INPUT MATERIAL
______
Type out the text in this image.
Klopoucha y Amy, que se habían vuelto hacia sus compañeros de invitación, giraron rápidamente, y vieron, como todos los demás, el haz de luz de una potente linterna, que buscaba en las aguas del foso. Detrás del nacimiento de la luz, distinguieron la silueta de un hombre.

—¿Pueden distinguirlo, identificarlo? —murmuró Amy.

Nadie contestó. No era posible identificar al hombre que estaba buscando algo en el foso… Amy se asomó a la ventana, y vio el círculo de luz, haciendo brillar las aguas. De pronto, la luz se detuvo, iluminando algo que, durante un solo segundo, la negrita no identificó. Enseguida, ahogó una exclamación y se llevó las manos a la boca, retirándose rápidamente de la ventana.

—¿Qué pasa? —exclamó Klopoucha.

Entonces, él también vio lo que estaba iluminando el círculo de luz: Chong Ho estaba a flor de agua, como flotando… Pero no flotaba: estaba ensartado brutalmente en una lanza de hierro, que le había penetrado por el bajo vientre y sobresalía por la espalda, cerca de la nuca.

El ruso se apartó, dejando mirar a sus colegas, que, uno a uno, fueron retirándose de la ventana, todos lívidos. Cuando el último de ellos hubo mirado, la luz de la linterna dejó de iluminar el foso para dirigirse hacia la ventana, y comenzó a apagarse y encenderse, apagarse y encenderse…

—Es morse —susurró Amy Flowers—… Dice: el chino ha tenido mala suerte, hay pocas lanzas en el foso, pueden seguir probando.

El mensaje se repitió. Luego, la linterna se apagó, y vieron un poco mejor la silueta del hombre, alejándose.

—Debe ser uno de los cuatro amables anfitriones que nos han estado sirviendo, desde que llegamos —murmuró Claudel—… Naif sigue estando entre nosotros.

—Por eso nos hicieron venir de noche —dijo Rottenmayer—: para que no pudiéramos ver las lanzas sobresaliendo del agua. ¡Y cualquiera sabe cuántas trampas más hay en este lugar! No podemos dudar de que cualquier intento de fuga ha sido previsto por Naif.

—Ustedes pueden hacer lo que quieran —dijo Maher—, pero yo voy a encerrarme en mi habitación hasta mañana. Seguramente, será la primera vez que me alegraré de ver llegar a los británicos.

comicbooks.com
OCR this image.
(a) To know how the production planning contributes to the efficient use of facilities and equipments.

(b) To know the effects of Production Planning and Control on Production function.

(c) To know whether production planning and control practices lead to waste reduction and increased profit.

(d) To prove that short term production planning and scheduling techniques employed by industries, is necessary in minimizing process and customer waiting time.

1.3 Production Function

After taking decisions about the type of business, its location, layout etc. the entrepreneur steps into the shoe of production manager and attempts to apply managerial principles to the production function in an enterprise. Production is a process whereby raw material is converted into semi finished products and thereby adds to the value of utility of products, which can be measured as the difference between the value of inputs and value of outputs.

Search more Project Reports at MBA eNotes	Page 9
______
TASK REQUIREMENTS
Extract each line of the material exactly as it stands.

WORKED SOLUTION
Type out the text in this image.
Klopoucha y Amy, que se habían vuelto hacia sus compañeros de invitación, giraron rápidamente, y vieron, como todos los demás, el haz de luz de una potente linterna, que buscaba en las aguas del foso. Detrás del nacimiento de la luz, distinguieron la silueta de un hombre.

—¿Pueden distinguirlo, identificarlo? —murmuró Amy.

Nadie contestó. No era posible identificar al hombre que estaba buscando algo en el foso… Amy se asomó a la ventana, y vio el círculo de luz, haciendo brillar las aguas. De pronto, la luz se detuvo, iluminando algo que, durante un solo segundo, la negrita no identificó. Enseguida, ahogó una exclamación y se llevó las manos a la boca, retirándose rápidamente de la ventana.

—¿Qué pasa? —exclamó Klopoucha.

Entonces, él también vio lo que estaba iluminando el círculo de luz: Chong Ho estaba a flor de agua, como flotando… Pero no flotaba: estaba ensartado brutalmente en una lanza de hierro, que le había penetrado por el bajo vientre y sobresalía por la espalda, cerca de la nuca.

El ruso se apartó, dejando mirar a sus colegas, que, uno a uno, fueron retirándose de la ventana, todos lívidos. Cuando el último de ellos hubo mirado, la luz de la linterna dejó de iluminar el foso para dirigirse hacia la ventana, y comenzó a apagarse y encenderse, apagarse y encenderse…

—Es morse —susurró Amy Flowers—… Dice: el chino ha tenido mala suerte, hay pocas lanzas en el foso, pueden seguir probando.

El mensaje se repitió. Luego, la linterna se apagó, y vieron un poco mejor la silueta del hombre, alejándose.

—Debe ser uno de los cuatro amables anfitriones que nos han estado sirviendo, desde que llegamos —murmuró Claudel—… Naif sigue estando entre nosotros.

—Por eso nos hicieron venir de noche —dijo Rottenmayer—: para que no pudiéramos ver las lanzas sobresaliendo del agua. ¡Y cualquiera sabe cuántas trampas más hay en este lugar! No podemos dudar de que cualquier intento de fuga ha sido previsto por Naif.

—Ustedes pueden hacer lo que quieran —dijo Maher—, pero yo voy a encerrarme en mi habitación hasta mañana. Seguramente, será la primera vez que me alegraré de ver llegar a los británicos.

comicbooks.com
OCR this image.
(a) To know how the production planning contributes to the efficient use of facilities and equipments.

(b) To know the effects of Production Planning and Control on Production function.

(c) To know whether production planning and control practices lead to waste reduction and increased profit.

(d) To prove that short term production planning and scheduling techniques employed by industries, is necessary in minimizing process and customer waiting time.

1.3 Production Function

After taking decisions about the type of business, its location, layout etc. the entrepreneur steps into the shoe of production manager and attempts to apply managerial principles to the production function in an enterprise. Production is a process whereby raw material is converted into semi finished products and thereby adds to the value of utility of products, which can be measured as the difference between the value of inputs and value of outputs.

Search more Project Reports at MBA eNotes	Page 9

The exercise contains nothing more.